TASK PROMPT.
Copy the records verbatim, from their first line through the line that contains "q2-options: A．A B．B", with both of those lines included.
___ PROVIDED RECORDS
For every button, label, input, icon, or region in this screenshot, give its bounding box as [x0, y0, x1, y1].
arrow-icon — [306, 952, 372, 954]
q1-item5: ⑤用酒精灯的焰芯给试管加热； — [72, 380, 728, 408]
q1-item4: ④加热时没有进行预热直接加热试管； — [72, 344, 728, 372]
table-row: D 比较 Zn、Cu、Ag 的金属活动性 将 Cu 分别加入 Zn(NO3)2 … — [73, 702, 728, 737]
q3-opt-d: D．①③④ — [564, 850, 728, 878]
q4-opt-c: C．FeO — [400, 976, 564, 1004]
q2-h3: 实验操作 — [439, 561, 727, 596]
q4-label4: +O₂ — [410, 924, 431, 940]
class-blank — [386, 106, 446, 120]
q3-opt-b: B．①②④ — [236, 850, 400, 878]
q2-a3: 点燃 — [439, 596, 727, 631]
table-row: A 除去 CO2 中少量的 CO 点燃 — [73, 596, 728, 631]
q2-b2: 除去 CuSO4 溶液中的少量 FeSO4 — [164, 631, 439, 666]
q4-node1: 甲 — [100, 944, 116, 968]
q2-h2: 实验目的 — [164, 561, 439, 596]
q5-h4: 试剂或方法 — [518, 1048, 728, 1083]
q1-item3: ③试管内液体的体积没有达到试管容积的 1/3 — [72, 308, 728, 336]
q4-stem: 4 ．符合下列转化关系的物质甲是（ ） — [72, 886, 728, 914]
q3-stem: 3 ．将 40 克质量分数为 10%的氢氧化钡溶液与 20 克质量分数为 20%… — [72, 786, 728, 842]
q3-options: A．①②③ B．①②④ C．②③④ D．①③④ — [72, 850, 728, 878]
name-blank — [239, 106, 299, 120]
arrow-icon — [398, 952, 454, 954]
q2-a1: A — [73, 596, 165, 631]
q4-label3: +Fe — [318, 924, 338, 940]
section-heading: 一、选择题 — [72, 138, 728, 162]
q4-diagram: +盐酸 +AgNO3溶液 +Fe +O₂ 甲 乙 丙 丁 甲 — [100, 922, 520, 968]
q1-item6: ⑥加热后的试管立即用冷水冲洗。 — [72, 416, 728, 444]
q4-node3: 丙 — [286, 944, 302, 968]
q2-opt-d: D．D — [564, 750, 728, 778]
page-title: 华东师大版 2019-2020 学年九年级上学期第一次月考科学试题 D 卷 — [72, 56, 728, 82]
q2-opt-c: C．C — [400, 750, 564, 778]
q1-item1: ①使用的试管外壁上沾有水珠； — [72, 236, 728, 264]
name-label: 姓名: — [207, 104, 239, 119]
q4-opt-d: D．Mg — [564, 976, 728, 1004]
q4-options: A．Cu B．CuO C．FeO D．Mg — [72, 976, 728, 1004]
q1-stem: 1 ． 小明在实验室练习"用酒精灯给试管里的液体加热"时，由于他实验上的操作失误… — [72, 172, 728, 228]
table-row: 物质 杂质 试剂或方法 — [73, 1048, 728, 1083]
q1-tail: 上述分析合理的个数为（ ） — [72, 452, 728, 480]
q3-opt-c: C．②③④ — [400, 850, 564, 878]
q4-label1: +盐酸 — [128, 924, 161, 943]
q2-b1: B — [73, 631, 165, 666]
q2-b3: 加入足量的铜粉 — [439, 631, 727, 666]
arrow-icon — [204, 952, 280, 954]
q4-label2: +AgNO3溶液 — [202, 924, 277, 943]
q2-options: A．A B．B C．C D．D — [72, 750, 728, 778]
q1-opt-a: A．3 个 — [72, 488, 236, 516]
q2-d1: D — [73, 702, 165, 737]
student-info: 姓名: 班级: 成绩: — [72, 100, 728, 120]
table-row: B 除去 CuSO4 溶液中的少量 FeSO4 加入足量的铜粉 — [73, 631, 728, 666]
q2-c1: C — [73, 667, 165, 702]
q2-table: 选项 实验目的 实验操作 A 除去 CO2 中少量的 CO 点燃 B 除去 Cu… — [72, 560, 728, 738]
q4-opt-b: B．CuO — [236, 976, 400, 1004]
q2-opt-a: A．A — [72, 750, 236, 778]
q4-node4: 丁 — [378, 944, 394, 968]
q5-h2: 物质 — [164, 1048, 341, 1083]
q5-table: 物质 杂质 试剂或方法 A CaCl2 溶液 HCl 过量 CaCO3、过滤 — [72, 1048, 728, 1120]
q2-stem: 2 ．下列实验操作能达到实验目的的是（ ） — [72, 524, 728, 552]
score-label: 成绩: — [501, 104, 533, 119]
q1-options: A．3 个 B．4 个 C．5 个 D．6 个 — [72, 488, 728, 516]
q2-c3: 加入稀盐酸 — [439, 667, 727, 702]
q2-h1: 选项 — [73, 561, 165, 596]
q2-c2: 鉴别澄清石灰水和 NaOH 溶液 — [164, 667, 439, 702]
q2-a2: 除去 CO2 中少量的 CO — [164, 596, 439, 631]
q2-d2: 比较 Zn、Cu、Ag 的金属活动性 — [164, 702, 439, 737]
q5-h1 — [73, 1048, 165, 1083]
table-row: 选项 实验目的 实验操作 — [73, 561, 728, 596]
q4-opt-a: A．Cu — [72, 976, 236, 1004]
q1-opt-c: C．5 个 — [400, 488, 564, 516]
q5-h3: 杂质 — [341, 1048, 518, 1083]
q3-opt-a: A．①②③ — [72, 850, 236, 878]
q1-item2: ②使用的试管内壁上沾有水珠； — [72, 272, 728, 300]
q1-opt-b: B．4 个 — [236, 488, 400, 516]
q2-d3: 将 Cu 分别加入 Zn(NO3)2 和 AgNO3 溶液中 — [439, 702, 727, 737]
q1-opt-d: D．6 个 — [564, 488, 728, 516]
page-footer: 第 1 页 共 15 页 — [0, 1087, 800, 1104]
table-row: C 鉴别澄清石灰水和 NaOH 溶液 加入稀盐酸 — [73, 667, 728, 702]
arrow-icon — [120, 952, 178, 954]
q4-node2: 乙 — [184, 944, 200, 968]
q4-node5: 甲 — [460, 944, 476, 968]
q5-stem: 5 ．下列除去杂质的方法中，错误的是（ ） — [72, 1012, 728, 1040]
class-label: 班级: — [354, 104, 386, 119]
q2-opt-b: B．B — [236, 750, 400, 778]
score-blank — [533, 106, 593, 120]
______
REPLY TO THE EXERCISE.
For every button, label, input, icon, or region in this screenshot, give its bounding box as [x0, y0, x1, y1].
arrow-icon — [306, 952, 372, 954]
q1-item5: ⑤用酒精灯的焰芯给试管加热； — [72, 380, 728, 408]
q1-item4: ④加热时没有进行预热直接加热试管； — [72, 344, 728, 372]
table-row: D 比较 Zn、Cu、Ag 的金属活动性 将 Cu 分别加入 Zn(NO3)2 … — [73, 702, 728, 737]
q3-opt-d: D．①③④ — [564, 850, 728, 878]
q4-opt-c: C．FeO — [400, 976, 564, 1004]
q2-h3: 实验操作 — [439, 561, 727, 596]
q4-label4: +O₂ — [410, 924, 431, 940]
class-blank — [386, 106, 446, 120]
q3-opt-b: B．①②④ — [236, 850, 400, 878]
q2-a3: 点燃 — [439, 596, 727, 631]
table-row: A 除去 CO2 中少量的 CO 点燃 — [73, 596, 728, 631]
q2-b2: 除去 CuSO4 溶液中的少量 FeSO4 — [164, 631, 439, 666]
q4-node1: 甲 — [100, 944, 116, 968]
q2-h2: 实验目的 — [164, 561, 439, 596]
q5-h4: 试剂或方法 — [518, 1048, 728, 1083]
q1-item3: ③试管内液体的体积没有达到试管容积的 1/3 — [72, 308, 728, 336]
q4-stem: 4 ．符合下列转化关系的物质甲是（ ） — [72, 886, 728, 914]
q3-stem: 3 ．将 40 克质量分数为 10%的氢氧化钡溶液与 20 克质量分数为 20%… — [72, 786, 728, 842]
q3-options: A．①②③ B．①②④ C．②③④ D．①③④ — [72, 850, 728, 878]
name-blank — [239, 106, 299, 120]
arrow-icon — [398, 952, 454, 954]
q2-a1: A — [73, 596, 165, 631]
q4-label3: +Fe — [318, 924, 338, 940]
section-heading: 一、选择题 — [72, 138, 728, 162]
q4-diagram: +盐酸 +AgNO3溶液 +Fe +O₂ 甲 乙 丙 丁 甲 — [100, 922, 520, 968]
q1-item6: ⑥加热后的试管立即用冷水冲洗。 — [72, 416, 728, 444]
q4-node3: 丙 — [286, 944, 302, 968]
q2-opt-d: D．D — [564, 750, 728, 778]
page-title: 华东师大版 2019-2020 学年九年级上学期第一次月考科学试题 D 卷 — [72, 56, 728, 82]
q2-opt-c: C．C — [400, 750, 564, 778]
q1-item1: ①使用的试管外壁上沾有水珠； — [72, 236, 728, 264]
name-label: 姓名: — [207, 104, 239, 119]
q4-opt-d: D．Mg — [564, 976, 728, 1004]
q4-options: A．Cu B．CuO C．FeO D．Mg — [72, 976, 728, 1004]
q1-stem: 1 ． 小明在实验室练习"用酒精灯给试管里的液体加热"时，由于他实验上的操作失误… — [72, 172, 728, 228]
table-row: 物质 杂质 试剂或方法 — [73, 1048, 728, 1083]
q1-tail: 上述分析合理的个数为（ ） — [72, 452, 728, 480]
q3-opt-c: C．②③④ — [400, 850, 564, 878]
q4-label1: +盐酸 — [128, 924, 161, 943]
q2-b1: B — [73, 631, 165, 666]
q2-b3: 加入足量的铜粉 — [439, 631, 727, 666]
arrow-icon — [204, 952, 280, 954]
q4-label2: +AgNO3溶液 — [202, 924, 277, 943]
q2-options: A．A B．B C．C D．D — [72, 750, 728, 778]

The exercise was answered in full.